Output the data that follows exactly, line for line.

══════════

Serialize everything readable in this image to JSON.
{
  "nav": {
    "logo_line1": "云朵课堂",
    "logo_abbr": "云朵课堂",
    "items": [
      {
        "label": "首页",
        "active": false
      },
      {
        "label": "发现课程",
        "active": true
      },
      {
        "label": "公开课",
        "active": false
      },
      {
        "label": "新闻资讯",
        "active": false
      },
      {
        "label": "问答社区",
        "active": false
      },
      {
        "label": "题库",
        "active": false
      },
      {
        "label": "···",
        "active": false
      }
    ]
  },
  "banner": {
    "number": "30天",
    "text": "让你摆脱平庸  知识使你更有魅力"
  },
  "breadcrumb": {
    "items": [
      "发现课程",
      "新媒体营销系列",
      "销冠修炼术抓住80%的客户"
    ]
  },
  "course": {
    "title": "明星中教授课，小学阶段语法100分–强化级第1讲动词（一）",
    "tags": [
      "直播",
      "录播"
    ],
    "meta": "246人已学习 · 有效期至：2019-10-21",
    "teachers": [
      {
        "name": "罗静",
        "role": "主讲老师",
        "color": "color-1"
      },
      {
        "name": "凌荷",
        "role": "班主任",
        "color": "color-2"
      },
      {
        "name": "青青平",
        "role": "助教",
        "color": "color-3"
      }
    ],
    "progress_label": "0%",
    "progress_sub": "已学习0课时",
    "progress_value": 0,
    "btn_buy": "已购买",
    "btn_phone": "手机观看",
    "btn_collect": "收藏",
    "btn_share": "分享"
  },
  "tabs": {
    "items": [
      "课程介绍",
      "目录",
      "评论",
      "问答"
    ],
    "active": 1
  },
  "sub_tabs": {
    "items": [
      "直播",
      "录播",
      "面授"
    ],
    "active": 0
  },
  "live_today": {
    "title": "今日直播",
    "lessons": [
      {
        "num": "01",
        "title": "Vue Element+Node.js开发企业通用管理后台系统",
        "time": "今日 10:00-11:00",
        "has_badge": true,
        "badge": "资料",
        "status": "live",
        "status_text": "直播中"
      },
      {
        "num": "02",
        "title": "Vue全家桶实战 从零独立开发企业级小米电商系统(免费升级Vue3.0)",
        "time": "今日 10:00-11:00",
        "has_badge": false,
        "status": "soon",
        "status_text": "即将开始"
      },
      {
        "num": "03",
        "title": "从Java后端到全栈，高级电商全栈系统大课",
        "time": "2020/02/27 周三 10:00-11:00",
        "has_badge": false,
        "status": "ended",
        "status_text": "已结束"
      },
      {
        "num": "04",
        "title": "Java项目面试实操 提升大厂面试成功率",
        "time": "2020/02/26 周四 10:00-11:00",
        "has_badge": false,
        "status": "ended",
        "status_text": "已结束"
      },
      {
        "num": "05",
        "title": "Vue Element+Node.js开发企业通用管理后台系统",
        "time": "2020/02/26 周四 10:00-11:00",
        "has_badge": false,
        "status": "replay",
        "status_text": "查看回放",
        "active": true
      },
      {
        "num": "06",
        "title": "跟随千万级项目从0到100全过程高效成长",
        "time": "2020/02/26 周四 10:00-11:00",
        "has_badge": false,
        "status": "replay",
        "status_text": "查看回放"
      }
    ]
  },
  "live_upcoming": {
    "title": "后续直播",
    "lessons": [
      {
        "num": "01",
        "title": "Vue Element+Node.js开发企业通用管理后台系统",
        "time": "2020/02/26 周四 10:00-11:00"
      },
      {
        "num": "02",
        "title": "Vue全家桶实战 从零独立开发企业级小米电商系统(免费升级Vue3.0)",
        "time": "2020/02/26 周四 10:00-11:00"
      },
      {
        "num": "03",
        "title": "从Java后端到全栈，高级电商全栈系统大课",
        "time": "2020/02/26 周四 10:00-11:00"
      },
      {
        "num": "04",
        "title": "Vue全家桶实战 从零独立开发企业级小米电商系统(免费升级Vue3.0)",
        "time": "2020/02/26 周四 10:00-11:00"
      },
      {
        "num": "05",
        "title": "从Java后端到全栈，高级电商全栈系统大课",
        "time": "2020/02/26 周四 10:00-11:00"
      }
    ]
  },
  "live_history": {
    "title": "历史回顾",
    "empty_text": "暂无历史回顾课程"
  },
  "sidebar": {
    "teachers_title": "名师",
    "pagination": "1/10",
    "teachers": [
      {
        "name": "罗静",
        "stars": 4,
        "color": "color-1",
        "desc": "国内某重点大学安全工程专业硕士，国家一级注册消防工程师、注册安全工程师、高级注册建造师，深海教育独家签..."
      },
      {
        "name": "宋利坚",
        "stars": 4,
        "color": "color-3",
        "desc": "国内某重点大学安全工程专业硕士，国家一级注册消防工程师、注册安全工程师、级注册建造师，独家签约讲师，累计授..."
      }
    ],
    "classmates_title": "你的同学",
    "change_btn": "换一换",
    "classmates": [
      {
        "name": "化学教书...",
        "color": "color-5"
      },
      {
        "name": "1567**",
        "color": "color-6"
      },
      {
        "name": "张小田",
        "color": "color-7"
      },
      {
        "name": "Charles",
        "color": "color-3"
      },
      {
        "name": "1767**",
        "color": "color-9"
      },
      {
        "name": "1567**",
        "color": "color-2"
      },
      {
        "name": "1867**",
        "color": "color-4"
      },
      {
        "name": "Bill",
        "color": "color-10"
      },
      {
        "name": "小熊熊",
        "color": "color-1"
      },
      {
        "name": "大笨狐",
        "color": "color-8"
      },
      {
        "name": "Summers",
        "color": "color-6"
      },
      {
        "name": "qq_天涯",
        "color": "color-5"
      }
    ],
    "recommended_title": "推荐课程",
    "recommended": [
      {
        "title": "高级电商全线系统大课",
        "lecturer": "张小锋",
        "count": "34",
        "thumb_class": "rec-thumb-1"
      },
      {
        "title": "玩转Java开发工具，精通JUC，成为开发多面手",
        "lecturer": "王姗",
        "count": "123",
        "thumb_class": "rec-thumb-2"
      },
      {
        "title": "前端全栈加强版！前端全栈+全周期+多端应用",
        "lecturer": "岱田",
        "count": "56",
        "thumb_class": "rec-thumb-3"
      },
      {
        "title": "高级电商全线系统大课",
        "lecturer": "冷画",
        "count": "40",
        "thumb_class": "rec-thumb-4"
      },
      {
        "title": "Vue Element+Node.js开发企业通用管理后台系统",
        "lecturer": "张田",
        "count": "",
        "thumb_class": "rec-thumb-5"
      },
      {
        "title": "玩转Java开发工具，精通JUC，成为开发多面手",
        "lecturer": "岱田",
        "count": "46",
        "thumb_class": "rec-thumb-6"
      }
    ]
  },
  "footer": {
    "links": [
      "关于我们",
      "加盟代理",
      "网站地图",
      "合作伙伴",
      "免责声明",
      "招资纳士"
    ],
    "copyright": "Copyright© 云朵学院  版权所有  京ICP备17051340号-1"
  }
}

══════════

Answer in full =>
Serialize everything readable in this image to JSON.
{
  "nav": {
    "logo_line1": "云朵课堂",
    "logo_abbr": "云朵课堂",
    "items": [
      {
        "label": "首页",
        "active": false
      },
      {
        "label": "发现课程",
        "active": true
      },
      {
        "label": "公开课",
        "active": false
      },
      {
        "label": "新闻资讯",
        "active": false
      },
      {
        "label": "问答社区",
        "active": false
      },
      {
        "label": "题库",
        "active": false
      },
      {
        "label": "···",
        "active": false
      }
    ]
  },
  "banner": {
    "number": "30天",
    "text": "让你摆脱平庸  知识使你更有魅力"
  },
  "breadcrumb": {
    "items": [
      "发现课程",
      "新媒体营销系列",
      "销冠修炼术抓住80%的客户"
    ]
  },
  "course": {
    "title": "明星中教授课，小学阶段语法100分–强化级第1讲动词（一）",
    "tags": [
      "直播",
      "录播"
    ],
    "meta": "246人已学习 · 有效期至：2019-10-21",
    "teachers": [
      {
        "name": "罗静",
        "role": "主讲老师",
        "color": "color-1"
      },
      {
        "name": "凌荷",
        "role": "班主任",
        "color": "color-2"
      },
      {
        "name": "青青平",
        "role": "助教",
        "color": "color-3"
      }
    ],
    "progress_label": "0%",
    "progress_sub": "已学习0课时",
    "progress_value": 0,
    "btn_buy": "已购买",
    "btn_phone": "手机观看",
    "btn_collect": "收藏",
    "btn_share": "分享"
  },
  "tabs": {
    "items": [
      "课程介绍",
      "目录",
      "评论",
      "问答"
    ],
    "active": 1
  },
  "sub_tabs": {
    "items": [
      "直播",
      "录播",
      "面授"
    ],
    "active": 0
  },
  "live_today": {
    "title": "今日直播",
    "lessons": [
      {
        "num": "01",
        "title": "Vue Element+Node.js开发企业通用管理后台系统",
        "time": "今日 10:00-11:00",
        "has_badge": true,
        "badge": "资料",
        "status": "live",
        "status_text": "直播中"
      },
      {
        "num": "02",
        "title": "Vue全家桶实战 从零独立开发企业级小米电商系统(免费升级Vue3.0)",
        "time": "今日 10:00-11:00",
        "has_badge": false,
        "status": "soon",
        "status_text": "即将开始"
      },
      {
        "num": "03",
        "title": "从Java后端到全栈，高级电商全栈系统大课",
        "time": "2020/02/27 周三 10:00-11:00",
        "has_badge": false,
        "status": "ended",
        "status_text": "已结束"
      },
      {
        "num": "04",
        "title": "Java项目面试实操 提升大厂面试成功率",
        "time": "2020/02/26 周四 10:00-11:00",
        "has_badge": false,
        "status": "ended",
        "status_text": "已结束"
      },
      {
        "num": "05",
        "title": "Vue Element+Node.js开发企业通用管理后台系统",
        "time": "2020/02/26 周四 10:00-11:00",
        "has_badge": false,
        "status": "replay",
        "status_text": "查看回放",
        "active": true
      },
      {
        "num": "06",
        "title": "跟随千万级项目从0到100全过程高效成长",
        "time": "2020/02/26 周四 10:00-11:00",
        "has_badge": false,
        "status": "replay",
        "status_text": "查看回放"
      }
    ]
  },
  "live_upcoming": {
    "title": "后续直播",
    "lessons": [
      {
        "num": "01",
        "title": "Vue Element+Node.js开发企业通用管理后台系统",
        "time": "2020/02/26 周四 10:00-11:00"
      },
      {
        "num": "02",
        "title": "Vue全家桶实战 从零独立开发企业级小米电商系统(免费升级Vue3.0)",
        "time": "2020/02/26 周四 10:00-11:00"
      },
      {
        "num": "03",
        "title": "从Java后端到全栈，高级电商全栈系统大课",
        "time": "2020/02/26 周四 10:00-11:00"
      },
      {
        "num": "04",
        "title": "Vue全家桶实战 从零独立开发企业级小米电商系统(免费升级Vue3.0)",
        "time": "2020/02/26 周四 10:00-11:00"
      },
      {
        "num": "05",
        "title": "从Java后端到全栈，高级电商全栈系统大课",
        "time": "2020/02/26 周四 10:00-11:00"
      }
    ]
  },
  "live_history": {
    "title": "历史回顾",
    "empty_text": "暂无历史回顾课程"
  },
  "sidebar": {
    "teachers_title": "名师",
    "pagination": "1/10",
    "teachers": [
      {
        "name": "罗静",
        "stars": 4,
        "color": "color-1",
        "desc": "国内某重点大学安全工程专业硕士，国家一级注册消防工程师、注册安全工程师、高级注册建造师，深海教育独家签..."
      },
      {
        "name": "宋利坚",
        "stars": 4,
        "color": "color-3",
        "desc": "国内某重点大学安全工程专业硕士，国家一级注册消防工程师、注册安全工程师、级注册建造师，独家签约讲师，累计授..."
      }
    ],
    "classmates_title": "你的同学",
    "change_btn": "换一换",
    "classmates": [
      {
        "name": "化学教书...",
        "color": "color-5"
      },
      {
        "name": "1567**",
        "color": "color-6"
      },
      {
        "name": "张小田",
        "color": "color-7"
      },
      {
        "name": "Charles",
        "color": "color-3"
      },
      {
        "name": "1767**",
        "color": "color-9"
      },
      {
        "name": "1567**",
        "color": "color-2"
      },
      {
        "name": "1867**",
        "color": "color-4"
      },
      {
        "name": "Bill",
        "color": "color-10"
      },
      {
        "name": "小熊熊",
        "color": "color-1"
      },
      {
        "name": "大笨狐",
        "color": "color-8"
      },
      {
        "name": "Summers",
        "color": "color-6"
      },
      {
        "name": "qq_天涯",
        "color": "color-5"
      }
    ],
    "recommended_title": "推荐课程",
    "recommended": [
      {
        "title": "高级电商全线系统大课",
        "lecturer": "张小锋",
        "count": "34",
        "thumb_class": "rec-thumb-1"
      },
      {
        "title": "玩转Java开发工具，精通JUC，成为开发多面手",
        "lecturer": "王姗",
        "count": "123",
        "thumb_class": "rec-thumb-2"
      },
      {
        "title": "前端全栈加强版！前端全栈+全周期+多端应用",
        "lecturer": "岱田",
        "count": "56",
        "thumb_class": "rec-thumb-3"
      },
      {
        "title": "高级电商全线系统大课",
        "lecturer": "冷画",
        "count": "40",
        "thumb_class": "rec-thumb-4"
      },
      {
        "title": "Vue Element+Node.js开发企业通用管理后台系统",
        "lecturer": "张田",
        "count": "",
        "thumb_class": "rec-thumb-5"
      },
      {
        "title": "玩转Java开发工具，精通JUC，成为开发多面手",
        "lecturer": "岱田",
        "count": "46",
        "thumb_class": "rec-thumb-6"
      }
    ]
  },
  "footer": {
    "links": [
      "关于我们",
      "加盟代理",
      "网站地图",
      "合作伙伴",
      "免责声明",
      "招资纳士"
    ],
    "copyright": "Copyright© 云朵学院  版权所有  京ICP备17051340号-1"
  }
}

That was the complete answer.